(Aim of the exercise)
In the entries below, count every line containing "subtitle". Reply with the number alone.

(Stored records)
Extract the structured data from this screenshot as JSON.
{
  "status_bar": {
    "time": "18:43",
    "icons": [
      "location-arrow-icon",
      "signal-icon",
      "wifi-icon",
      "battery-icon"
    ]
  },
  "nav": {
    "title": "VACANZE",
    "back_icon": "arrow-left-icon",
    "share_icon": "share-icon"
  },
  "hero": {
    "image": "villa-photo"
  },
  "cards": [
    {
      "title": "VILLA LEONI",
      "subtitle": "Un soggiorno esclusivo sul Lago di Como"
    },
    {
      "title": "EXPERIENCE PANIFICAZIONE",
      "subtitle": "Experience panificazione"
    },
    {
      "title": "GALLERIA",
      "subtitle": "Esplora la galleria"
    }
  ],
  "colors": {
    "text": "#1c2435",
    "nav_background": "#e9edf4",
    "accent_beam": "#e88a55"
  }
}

(Result of this exercise)
3